# [Dataset records]
* start *
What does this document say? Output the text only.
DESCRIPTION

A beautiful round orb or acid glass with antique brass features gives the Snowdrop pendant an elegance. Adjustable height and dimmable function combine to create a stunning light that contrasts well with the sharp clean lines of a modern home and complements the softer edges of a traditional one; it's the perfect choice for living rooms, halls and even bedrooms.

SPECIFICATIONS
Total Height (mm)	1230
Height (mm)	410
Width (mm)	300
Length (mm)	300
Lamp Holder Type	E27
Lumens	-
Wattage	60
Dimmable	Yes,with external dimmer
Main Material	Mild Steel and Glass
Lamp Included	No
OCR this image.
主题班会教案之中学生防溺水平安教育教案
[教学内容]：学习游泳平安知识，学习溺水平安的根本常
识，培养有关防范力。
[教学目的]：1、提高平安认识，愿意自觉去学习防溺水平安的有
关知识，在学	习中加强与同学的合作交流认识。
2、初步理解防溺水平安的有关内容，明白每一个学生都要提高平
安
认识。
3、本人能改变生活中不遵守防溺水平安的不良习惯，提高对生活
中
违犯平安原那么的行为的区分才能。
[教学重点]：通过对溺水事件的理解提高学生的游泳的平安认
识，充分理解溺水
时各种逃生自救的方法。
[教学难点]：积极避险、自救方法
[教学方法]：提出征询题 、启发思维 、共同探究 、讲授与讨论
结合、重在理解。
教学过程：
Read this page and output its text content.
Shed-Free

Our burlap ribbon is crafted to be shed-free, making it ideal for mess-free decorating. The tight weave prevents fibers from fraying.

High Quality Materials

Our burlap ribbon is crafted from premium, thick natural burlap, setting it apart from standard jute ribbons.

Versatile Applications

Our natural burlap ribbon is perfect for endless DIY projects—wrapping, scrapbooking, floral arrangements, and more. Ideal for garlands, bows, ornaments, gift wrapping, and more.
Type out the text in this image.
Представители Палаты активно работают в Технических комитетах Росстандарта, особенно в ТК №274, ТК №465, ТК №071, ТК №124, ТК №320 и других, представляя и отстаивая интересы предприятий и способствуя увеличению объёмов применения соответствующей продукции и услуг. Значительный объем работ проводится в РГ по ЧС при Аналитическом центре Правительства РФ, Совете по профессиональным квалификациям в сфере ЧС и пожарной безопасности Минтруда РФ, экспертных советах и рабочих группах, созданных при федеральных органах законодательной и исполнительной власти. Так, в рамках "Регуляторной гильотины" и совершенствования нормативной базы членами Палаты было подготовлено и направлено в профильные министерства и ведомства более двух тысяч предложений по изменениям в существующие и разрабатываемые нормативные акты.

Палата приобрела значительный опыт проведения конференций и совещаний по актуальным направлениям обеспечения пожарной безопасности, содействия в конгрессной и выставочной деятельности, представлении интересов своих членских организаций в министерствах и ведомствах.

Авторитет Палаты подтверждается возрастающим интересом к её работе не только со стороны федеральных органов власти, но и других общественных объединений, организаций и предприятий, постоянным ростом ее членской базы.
* end *
# [Set exercise]
Check every line of the data above for the string "image", and copy those that have it.

# [The output]
OCR this image.
Type out the text in this image.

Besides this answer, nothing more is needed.